* [TASK DESCRIPTION]:
Can you rewrite the data from its first line up to and including the line with "data-point-marker <box>970 739 993 763</box>", swapping "chart-title" for "plot-title" and leaving everything else unchanged?

(Layout coordinate data)
* start *
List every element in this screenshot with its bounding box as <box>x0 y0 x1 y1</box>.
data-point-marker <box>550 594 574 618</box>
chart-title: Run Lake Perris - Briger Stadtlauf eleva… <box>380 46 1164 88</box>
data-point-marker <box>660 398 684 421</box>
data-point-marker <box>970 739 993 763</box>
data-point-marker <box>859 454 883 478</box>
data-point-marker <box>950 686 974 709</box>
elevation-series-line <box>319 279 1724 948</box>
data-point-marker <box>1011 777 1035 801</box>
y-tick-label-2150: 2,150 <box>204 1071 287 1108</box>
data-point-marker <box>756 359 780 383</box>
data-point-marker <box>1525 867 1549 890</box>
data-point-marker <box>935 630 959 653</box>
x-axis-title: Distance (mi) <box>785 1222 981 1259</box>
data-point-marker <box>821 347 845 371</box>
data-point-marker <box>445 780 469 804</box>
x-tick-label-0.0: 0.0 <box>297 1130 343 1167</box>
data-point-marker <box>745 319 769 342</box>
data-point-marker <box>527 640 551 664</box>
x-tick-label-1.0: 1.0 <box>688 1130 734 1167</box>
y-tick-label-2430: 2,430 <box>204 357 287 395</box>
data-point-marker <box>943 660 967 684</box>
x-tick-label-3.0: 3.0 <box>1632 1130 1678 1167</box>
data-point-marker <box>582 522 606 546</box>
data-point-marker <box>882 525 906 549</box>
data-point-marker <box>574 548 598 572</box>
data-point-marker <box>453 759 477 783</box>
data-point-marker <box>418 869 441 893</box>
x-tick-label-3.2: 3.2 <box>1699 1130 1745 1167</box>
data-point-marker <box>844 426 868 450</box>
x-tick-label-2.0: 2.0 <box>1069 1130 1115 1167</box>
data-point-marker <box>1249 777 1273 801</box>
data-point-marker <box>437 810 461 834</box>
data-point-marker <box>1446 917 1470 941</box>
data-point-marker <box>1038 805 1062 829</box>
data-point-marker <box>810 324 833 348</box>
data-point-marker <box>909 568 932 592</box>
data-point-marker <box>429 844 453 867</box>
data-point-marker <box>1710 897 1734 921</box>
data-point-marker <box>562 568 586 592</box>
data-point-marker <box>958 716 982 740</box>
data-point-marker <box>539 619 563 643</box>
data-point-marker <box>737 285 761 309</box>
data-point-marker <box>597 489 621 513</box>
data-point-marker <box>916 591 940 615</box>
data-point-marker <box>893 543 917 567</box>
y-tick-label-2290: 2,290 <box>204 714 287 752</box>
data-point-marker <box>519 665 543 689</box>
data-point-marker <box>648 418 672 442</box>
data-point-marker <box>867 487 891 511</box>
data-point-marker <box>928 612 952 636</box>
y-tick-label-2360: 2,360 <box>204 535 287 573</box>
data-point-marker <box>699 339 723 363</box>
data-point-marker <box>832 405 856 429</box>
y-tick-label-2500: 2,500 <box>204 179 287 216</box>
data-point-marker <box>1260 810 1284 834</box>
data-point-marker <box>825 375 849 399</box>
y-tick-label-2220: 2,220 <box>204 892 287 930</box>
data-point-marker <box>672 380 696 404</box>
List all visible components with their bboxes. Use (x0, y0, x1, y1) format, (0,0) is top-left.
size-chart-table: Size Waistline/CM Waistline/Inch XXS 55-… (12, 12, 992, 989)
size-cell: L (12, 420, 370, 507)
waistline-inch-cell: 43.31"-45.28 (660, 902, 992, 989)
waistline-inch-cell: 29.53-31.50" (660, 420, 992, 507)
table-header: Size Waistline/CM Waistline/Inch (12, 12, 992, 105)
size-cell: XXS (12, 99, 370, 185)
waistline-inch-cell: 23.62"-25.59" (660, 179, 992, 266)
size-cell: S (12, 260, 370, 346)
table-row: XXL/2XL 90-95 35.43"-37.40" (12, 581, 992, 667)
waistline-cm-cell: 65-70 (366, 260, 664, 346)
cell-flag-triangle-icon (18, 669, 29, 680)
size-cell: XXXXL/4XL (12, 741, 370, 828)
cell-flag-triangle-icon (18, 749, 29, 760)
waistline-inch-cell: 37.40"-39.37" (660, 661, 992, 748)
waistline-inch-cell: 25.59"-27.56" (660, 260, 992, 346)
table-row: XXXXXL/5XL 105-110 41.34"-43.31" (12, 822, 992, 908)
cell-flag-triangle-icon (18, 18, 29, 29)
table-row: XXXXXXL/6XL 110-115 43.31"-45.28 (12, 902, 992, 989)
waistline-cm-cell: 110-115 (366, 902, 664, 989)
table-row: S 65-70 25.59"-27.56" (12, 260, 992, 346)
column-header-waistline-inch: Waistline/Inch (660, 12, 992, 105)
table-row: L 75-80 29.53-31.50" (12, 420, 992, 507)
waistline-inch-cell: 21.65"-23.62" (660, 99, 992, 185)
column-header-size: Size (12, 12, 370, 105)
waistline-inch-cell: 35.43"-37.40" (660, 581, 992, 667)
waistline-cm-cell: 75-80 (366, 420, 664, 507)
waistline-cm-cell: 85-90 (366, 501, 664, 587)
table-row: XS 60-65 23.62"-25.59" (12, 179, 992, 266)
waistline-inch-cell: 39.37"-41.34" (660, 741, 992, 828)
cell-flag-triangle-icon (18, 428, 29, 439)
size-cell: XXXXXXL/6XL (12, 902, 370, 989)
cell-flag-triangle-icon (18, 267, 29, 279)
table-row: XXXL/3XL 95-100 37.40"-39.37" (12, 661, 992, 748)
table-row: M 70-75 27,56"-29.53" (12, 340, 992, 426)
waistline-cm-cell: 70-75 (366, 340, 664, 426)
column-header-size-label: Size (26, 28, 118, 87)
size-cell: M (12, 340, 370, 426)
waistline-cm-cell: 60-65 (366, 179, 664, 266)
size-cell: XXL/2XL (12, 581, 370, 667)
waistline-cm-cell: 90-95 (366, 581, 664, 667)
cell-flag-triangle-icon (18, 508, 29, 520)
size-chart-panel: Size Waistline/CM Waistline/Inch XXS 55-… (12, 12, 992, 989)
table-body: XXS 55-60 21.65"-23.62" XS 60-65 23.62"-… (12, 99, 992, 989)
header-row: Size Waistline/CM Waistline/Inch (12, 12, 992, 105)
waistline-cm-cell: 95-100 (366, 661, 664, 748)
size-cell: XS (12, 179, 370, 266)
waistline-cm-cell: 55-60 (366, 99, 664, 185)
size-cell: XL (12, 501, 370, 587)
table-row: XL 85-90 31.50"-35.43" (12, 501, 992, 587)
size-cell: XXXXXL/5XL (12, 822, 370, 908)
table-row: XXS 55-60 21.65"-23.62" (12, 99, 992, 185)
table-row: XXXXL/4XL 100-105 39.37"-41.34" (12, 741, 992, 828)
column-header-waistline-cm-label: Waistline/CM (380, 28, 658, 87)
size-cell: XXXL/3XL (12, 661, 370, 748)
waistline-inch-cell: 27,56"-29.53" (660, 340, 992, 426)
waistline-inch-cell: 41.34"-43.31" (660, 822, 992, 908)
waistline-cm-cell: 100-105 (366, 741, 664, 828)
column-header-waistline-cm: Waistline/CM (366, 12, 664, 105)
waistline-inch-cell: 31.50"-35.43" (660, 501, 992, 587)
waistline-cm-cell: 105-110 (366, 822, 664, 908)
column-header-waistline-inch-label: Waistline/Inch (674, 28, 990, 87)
* end *
* [WRITTEN SOLUTION]:
List every element in this screenshot with its bounding box as <box>x0 y0 x1 y1</box>.
data-point-marker <box>550 594 574 618</box>
plot-title: Run Lake Perris - Briger Stadtlauf eleva… <box>380 46 1164 88</box>
data-point-marker <box>660 398 684 421</box>
data-point-marker <box>970 739 993 763</box>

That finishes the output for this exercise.